**Task material**
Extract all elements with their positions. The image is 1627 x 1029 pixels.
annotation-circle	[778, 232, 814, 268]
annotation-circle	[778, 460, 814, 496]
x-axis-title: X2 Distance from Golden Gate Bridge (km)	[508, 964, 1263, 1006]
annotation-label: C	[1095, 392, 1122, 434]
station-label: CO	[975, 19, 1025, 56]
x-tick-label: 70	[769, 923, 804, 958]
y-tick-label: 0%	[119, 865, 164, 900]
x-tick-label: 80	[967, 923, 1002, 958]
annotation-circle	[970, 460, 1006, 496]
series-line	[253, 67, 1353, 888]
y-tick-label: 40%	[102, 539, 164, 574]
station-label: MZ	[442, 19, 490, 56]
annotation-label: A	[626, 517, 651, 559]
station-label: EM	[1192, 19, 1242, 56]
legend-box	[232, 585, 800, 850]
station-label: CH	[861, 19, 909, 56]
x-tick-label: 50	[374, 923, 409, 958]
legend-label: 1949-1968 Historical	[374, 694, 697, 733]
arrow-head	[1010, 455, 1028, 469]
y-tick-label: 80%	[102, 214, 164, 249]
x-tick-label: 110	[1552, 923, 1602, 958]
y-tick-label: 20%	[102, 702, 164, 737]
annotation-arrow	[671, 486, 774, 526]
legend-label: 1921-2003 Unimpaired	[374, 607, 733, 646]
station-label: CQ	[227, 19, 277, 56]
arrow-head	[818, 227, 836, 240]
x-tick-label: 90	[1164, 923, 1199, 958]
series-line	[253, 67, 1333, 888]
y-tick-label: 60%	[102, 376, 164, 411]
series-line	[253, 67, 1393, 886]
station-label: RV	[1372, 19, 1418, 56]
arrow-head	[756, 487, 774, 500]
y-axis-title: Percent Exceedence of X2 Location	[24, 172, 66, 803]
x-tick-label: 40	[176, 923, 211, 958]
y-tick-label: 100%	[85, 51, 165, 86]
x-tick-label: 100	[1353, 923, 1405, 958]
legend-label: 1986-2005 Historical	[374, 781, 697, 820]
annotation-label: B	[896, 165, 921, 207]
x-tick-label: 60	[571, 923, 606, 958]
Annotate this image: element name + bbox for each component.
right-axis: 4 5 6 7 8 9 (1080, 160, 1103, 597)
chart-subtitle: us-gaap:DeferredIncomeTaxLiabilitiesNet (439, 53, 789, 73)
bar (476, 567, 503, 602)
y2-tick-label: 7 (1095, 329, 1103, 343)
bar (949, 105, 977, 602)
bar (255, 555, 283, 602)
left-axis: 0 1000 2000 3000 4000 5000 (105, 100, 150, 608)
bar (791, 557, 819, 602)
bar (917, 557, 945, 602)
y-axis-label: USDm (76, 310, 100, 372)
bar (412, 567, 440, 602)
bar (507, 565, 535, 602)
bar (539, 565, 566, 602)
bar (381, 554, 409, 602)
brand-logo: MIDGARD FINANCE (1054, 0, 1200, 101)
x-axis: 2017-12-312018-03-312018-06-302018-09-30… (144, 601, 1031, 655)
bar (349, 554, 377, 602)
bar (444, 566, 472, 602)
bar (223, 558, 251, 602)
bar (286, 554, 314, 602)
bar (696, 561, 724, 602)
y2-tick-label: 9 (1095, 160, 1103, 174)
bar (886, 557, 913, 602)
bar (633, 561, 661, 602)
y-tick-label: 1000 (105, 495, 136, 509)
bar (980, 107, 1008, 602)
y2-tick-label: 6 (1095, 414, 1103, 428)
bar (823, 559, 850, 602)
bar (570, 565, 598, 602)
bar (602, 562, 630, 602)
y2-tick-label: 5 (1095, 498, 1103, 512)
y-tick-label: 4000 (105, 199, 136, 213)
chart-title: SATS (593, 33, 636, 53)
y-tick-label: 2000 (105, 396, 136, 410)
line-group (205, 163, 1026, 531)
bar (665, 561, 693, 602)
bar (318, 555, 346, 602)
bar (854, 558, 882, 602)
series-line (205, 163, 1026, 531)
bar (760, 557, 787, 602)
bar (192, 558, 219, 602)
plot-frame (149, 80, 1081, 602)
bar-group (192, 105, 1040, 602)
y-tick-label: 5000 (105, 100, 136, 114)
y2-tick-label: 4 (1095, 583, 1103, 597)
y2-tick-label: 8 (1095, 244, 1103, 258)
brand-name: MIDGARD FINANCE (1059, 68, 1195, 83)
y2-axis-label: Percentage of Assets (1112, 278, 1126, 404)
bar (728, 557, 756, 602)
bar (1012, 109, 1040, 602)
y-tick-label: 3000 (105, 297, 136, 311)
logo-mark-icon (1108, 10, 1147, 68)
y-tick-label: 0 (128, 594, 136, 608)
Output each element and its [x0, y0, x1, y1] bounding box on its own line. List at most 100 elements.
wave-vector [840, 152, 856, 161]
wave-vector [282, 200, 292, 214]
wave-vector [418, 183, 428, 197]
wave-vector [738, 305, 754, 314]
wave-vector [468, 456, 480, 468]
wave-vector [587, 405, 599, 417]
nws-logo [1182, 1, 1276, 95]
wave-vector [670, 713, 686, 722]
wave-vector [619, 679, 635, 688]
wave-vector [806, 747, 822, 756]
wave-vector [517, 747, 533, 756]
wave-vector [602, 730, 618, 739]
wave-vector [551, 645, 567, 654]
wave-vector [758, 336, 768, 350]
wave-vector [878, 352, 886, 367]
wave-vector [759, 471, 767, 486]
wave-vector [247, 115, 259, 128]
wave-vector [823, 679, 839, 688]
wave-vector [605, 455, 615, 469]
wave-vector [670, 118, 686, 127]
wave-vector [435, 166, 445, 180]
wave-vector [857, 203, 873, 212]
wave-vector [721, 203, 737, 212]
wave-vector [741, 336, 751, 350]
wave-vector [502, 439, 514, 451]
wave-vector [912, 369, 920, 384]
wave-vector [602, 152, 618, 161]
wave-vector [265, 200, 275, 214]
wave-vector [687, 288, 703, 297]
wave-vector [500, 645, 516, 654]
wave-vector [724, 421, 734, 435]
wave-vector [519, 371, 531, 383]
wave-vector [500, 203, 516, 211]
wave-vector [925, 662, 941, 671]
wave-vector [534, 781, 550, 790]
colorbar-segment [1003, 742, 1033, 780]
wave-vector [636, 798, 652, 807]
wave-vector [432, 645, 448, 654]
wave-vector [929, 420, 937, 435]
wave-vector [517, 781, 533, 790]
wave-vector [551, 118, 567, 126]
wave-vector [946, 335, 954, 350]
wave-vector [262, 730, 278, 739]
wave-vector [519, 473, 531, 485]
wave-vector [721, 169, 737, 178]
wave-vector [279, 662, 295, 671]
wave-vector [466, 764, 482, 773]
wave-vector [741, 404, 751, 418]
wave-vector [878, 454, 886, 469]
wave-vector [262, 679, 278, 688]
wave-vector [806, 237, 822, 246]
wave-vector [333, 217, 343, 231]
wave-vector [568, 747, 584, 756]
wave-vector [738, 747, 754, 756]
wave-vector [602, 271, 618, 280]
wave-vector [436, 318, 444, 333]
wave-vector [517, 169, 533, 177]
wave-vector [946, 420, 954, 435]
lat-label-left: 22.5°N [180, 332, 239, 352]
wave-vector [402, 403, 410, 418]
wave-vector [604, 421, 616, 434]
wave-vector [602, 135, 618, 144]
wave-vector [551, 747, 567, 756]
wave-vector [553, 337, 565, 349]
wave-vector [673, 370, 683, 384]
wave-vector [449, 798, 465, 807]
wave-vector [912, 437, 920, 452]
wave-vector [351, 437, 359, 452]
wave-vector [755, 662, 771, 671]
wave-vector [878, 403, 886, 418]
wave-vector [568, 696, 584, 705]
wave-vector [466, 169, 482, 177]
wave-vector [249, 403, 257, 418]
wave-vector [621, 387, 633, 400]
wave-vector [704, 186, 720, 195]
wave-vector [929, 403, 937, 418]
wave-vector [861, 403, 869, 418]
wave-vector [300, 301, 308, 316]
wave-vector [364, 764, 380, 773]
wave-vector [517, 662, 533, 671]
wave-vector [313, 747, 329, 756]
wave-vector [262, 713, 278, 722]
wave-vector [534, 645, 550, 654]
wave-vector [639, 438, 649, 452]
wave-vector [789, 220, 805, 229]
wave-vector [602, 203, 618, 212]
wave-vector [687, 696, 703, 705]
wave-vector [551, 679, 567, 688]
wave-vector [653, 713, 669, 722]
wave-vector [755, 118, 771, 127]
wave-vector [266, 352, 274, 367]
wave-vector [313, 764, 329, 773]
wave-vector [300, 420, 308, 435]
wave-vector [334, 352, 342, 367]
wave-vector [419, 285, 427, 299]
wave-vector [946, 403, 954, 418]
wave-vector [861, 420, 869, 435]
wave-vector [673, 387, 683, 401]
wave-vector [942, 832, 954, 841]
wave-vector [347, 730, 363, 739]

**Requirement**
Reproduce the stretch of entries from the very first line through the line containing "607, 733, 646]", both ends included, character for character.

**Solved problem**
Extract all elements with their positions. The image is 1627 x 1029 pixels.
annotation-circle	[778, 232, 814, 268]
annotation-circle	[778, 460, 814, 496]
x-axis-title: X2 Distance from Golden Gate Bridge (km)	[508, 964, 1263, 1006]
annotation-label: C	[1095, 392, 1122, 434]
station-label: CO	[975, 19, 1025, 56]
x-tick-label: 70	[769, 923, 804, 958]
y-tick-label: 0%	[119, 865, 164, 900]
x-tick-label: 80	[967, 923, 1002, 958]
annotation-circle	[970, 460, 1006, 496]
series-line	[253, 67, 1353, 888]
y-tick-label: 40%	[102, 539, 164, 574]
station-label: MZ	[442, 19, 490, 56]
annotation-label: A	[626, 517, 651, 559]
station-label: EM	[1192, 19, 1242, 56]
legend-box	[232, 585, 800, 850]
station-label: CH	[861, 19, 909, 56]
x-tick-label: 50	[374, 923, 409, 958]
legend-label: 1949-1968 Historical	[374, 694, 697, 733]
arrow-head	[1010, 455, 1028, 469]
y-tick-label: 80%	[102, 214, 164, 249]
x-tick-label: 110	[1552, 923, 1602, 958]
y-tick-label: 20%	[102, 702, 164, 737]
annotation-arrow	[671, 486, 774, 526]
legend-label: 1921-2003 Unimpaired	[374, 607, 733, 646]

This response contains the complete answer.